§ **Stated goal**: Extract every line that contains the string "droite".

§ **Records for this exercise**:

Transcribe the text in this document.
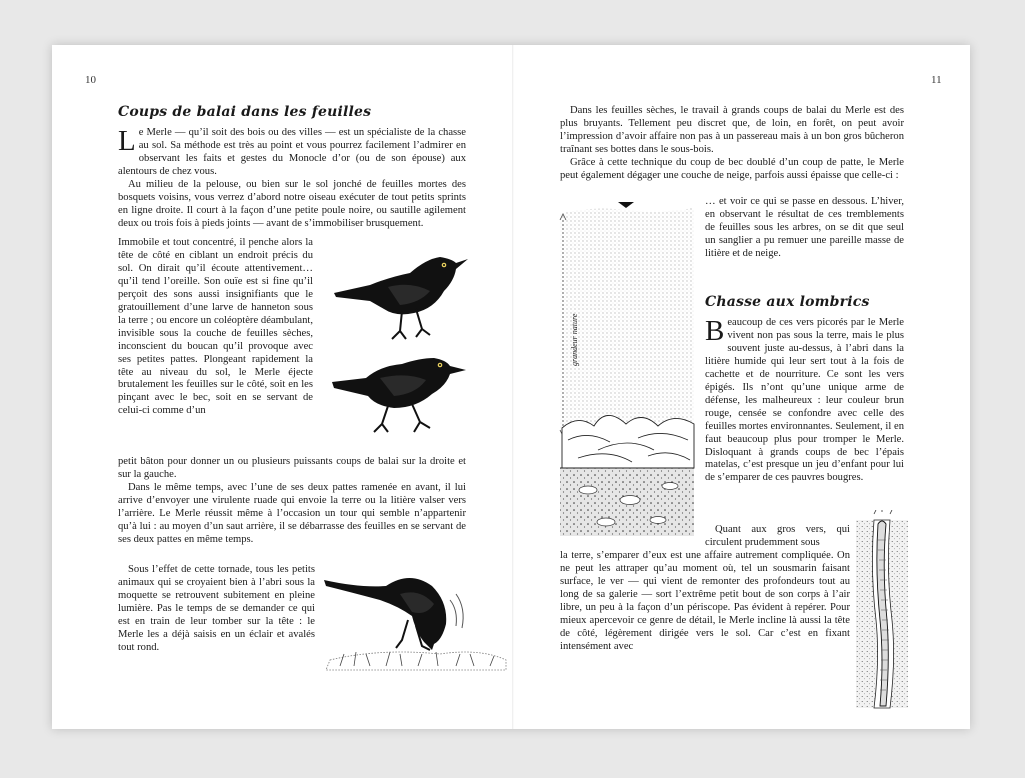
10
Coups de balai dans les feuilles

Le Merle — qu’il soit des bois ou des villes — est un spécialiste de la chasse au sol. Sa méthode est très au point et vous pourrez facilement l’admirer en observant les faits et gestes du Monocle d’or (ou de son épouse) aux alentours de chez vous.

Au milieu de la pelouse, ou bien sur le sol jonché de feuilles mortes des bosquets voisins, vous verrez d’abord notre oiseau exécuter de tout petits sprints en ligne droite. Il court à la façon d’une petite poule noire, ou sautille agilement deux ou trois fois à pieds joints — avant de s’immobiliser brusquement.

Immobile et tout concentré, il penche alors la tête de côté en ciblant un endroit précis du sol. On dirait qu’il écoute attentivement… qu’il tend l’oreille. Son ouïe est si fine qu’il perçoit des sons aussi insignifiants que le gratouillement d’une larve de hanneton sous la terre ; ou encore un coléoptère déambulant, invisible sous la couche de feuilles sèches, inconscient du boucan qu’il provoque avec ses petites pattes. Plongeant rapidement la tête au niveau du sol, le Merle éjecte brutalement les feuilles sur le côté, soit en les pinçant avec le bec, soit en se servant de celui-ci comme d’un

petit bâton pour donner un ou plusieurs puissants coups de balai sur la droite et sur la gauche.

Dans le même temps, avec l’une de ses deux pattes ramenée en avant, il lui arrive d’envoyer une virulente ruade qui envoie la terre ou la litière valser vers l’arrière. Le Merle réussit même à l’occasion un tour qui semble n’appartenir qu’à lui : au moyen d’un saut arrière, il se débarrasse des feuilles en se servant de ses deux pattes en même temps.

Sous l’effet de cette tornade, tous les petits animaux qui se croyaient bien à l’abri sous la moquette se retrouvent subitement en pleine lumière. Pas le temps de se demander ce qui est en train de leur tomber sur la tête : le Merle les a déjà saisis en un éclair et avalés tout rond.

11

Dans les feuilles sèches, le travail à grands coups de balai du Merle est des plus bruyants. Tellement peu discret que, de loin, en forêt, on peut avoir l’impression d’avoir affaire non pas à un passereau mais à un bon gros bûcheron traînant ses bottes dans le sous-bois.

Grâce à cette technique du coup de bec doublé d’un coup de patte, le Merle peut également dégager une couche de neige, parfois aussi épaisse que celle-ci :

grandeur nature

… et voir ce qui se passe en dessous. L’hiver, en observant le résultat de ces tremblements de feuilles sous les arbres, on se dit que seul un sanglier a pu remuer une pareille masse de litière et de neige.

Chasse aux lombrics

Beaucoup de ces vers picorés par le Merle vivent non pas sous la terre, mais le plus souvent juste au-dessus, à l’abri dans la litière humide qui leur sert tout à la fois de cachette et de nourriture. Ce sont les vers épigés. Ils n’ont qu’une unique arme de défense, les malheureux : leur couleur brun rouge, censée se confondre avec celle des feuilles mortes environnantes. Seulement, il en faut beaucoup plus pour tromper le Merle. Disloquant à grands coups de bec l’épais matelas, c’est presque un jeu d’enfant pour lui de s’emparer de ces pauvres bougres.

Quant aux gros vers, qui circulent prudemment sous

la terre, s’emparer d’eux est une affaire autrement compliquée. On ne peut les attraper qu’au moment où, tel un sousmarin faisant surface, le ver — qui vient de remonter des profondeurs tout au long de sa galerie — sort l’extrême petit bout de son corps à l’air libre, un peu à la façon d’un périscope. Pas évident à repérer. Pour mieux apercevoir ce genre de détail, le Merle incline là aussi la tête de côté, légèrement dirigée vers le sol. Car c’est en fixant intensément avec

§ **Correct result**:
Au milieu de la pelouse, ou bien sur le sol jonché de feuilles mortes des bosquets voisins, vous verrez d’abord notre oiseau exécuter de tout petits sprints en ligne droite. Il court à la façon d’une petite poule noire, ou sautille agilement deux ou trois fois à pieds joints — avant de s’immobiliser brusquement.
petit bâton pour donner un ou plusieurs puissants coups de balai sur la droite et sur la gauche.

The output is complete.